Transcribe the listing verbatim. Do not carry over any pictures.

|---|

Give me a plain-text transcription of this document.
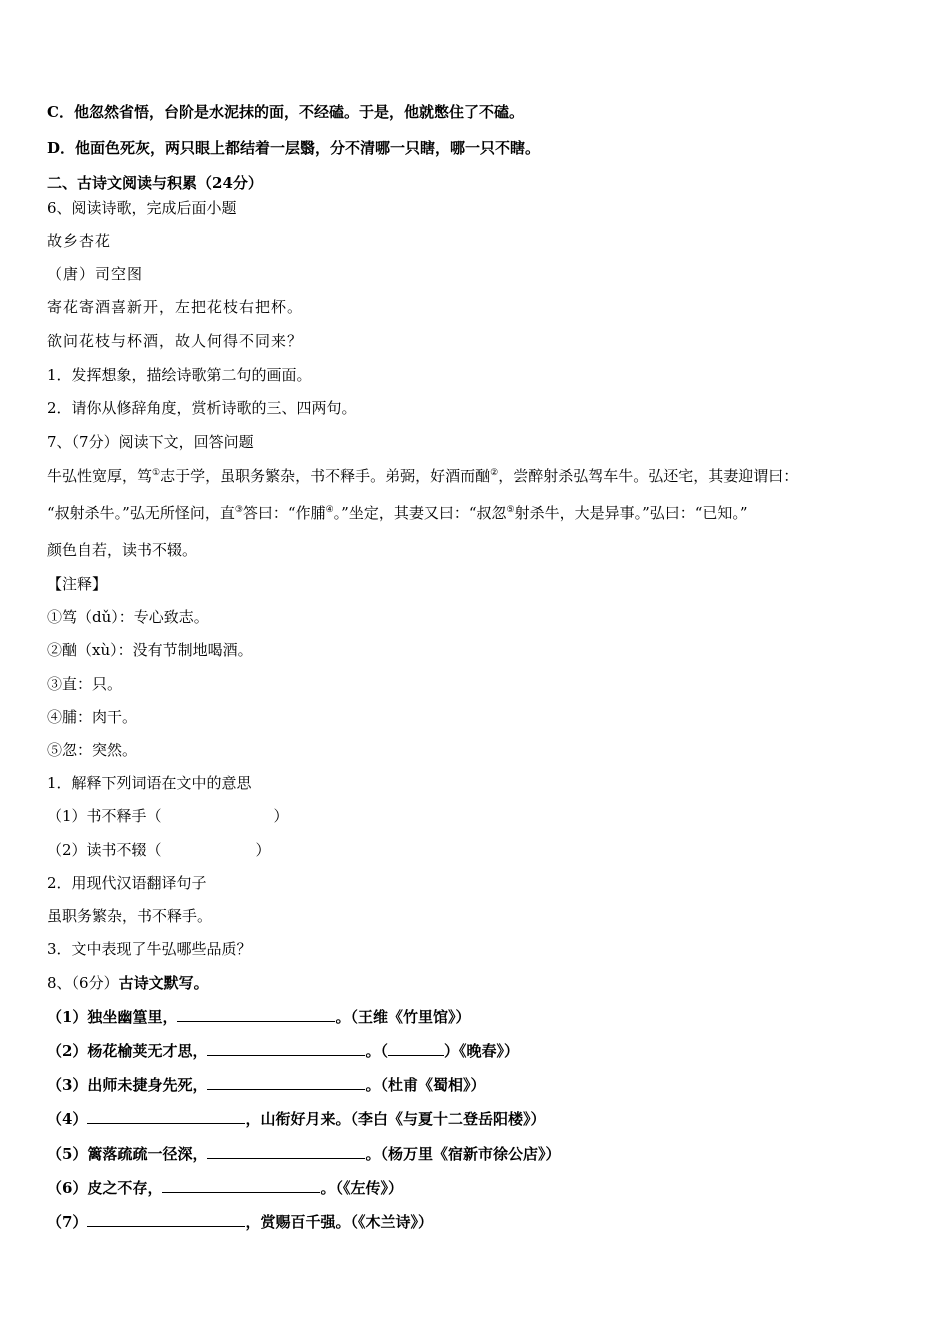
C．他忽然省悟，台阶是水泥抹的面，不经磕。于是，他就憋住了不磕。
D．他面色死灰，两只眼上都结着一层翳，分不清哪一只瞎，哪一只不瞎。
二、古诗文阅读与积累（24分）
6、阅读诗歌，完成后面小题
故乡杏花
（唐）司空图
寄花寄酒喜新开，左把花枝右把杯。
欲问花枝与杯酒，故人何得不同来？
1．发挥想象，描绘诗歌第二句的画面。
2．请你从修辞角度，赏析诗歌的三、四两句。
7、（7分）阅读下文，回答问题
牛弘性宽厚，笃①志于学，虽职务繁杂，书不释手。弟弼，好酒而酗②，尝醉射杀弘驾车牛。弘还宅，其妻迎谓曰：
“叔射杀牛。”弘无所怪问，直③答曰：“作脯④。”坐定，其妻又曰：“叔忽⑤射杀牛，大是异事。”弘曰：“已知。”
颜色自若，读书不辍。
【注释】
①笃（dǔ）：专心致志。
②酗（xù）：没有节制地喝酒。
③直：只。
④脯：肉干。
⑤忽：突然。
1．解释下列词语在文中的意思
（1）书不释手（	）
（2）读书不辍（	）
2．用现代汉语翻译句子
虽职务繁杂，书不释手。
3．文中表现了牛弘哪些品质？
8、（6分）古诗文默写。
（1）独坐幽篁里，	。（王维《竹里馆》）
（2）杨花榆荚无才思，	。（	）《晚春》）
（3）出师未捷身先死，	。（杜甫《蜀相》）
（4）	，山衔好月来。（李白《与夏十二登岳阳楼》）
（5）篱落疏疏一径深，	。（杨万里《宿新市徐公店》）
（6）皮之不存，	。（《左传》）
（7）	，赏赐百千强。（《木兰诗》）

|---|

• [Output]
Give me a plain-text transcription of this document.
C．他忽然省悟，台阶是水泥抹的面，不经磕。于是，他就憋住了不磕。
D．他面色死灰，两只眼上都结着一层翳，分不清哪一只瞎，哪一只不瞎。
二、古诗文阅读与积累（24分）
6、阅读诗歌，完成后面小题
故乡杏花
（唐）司空图
寄花寄酒喜新开，左把花枝右把杯。
欲问花枝与杯酒，故人何得不同来？
1．发挥想象，描绘诗歌第二句的画面。
2．请你从修辞角度，赏析诗歌的三、四两句。
7、（7分）阅读下文，回答问题
牛弘性宽厚，笃①志于学，虽职务繁杂，书不释手。弟弼，好酒而酗②，尝醉射杀弘驾车牛。弘还宅，其妻迎谓曰：
“叔射杀牛。”弘无所怪问，直③答曰：“作脯④。”坐定，其妻又曰：“叔忽⑤射杀牛，大是异事。”弘曰：“已知。”
颜色自若，读书不辍。
【注释】
①笃（dǔ）：专心致志。
②酗（xù）：没有节制地喝酒。
③直：只。
④脯：肉干。
⑤忽：突然。
1．解释下列词语在文中的意思
（1）书不释手（	）
（2）读书不辍（	）
2．用现代汉语翻译句子
虽职务繁杂，书不释手。
3．文中表现了牛弘哪些品质？
8、（6分）古诗文默写。
（1）独坐幽篁里，	。（王维《竹里馆》）
（2）杨花榆荚无才思，	。（	）《晚春》）
（3）出师未捷身先死，	。（杜甫《蜀相》）
（4）	，山衔好月来。（李白《与夏十二登岳阳楼》）
（5）篱落疏疏一径深，	。（杨万里《宿新市徐公店》）
（6）皮之不存，	。（《左传》）
（7）	，赏赐百千强。（《木兰诗》）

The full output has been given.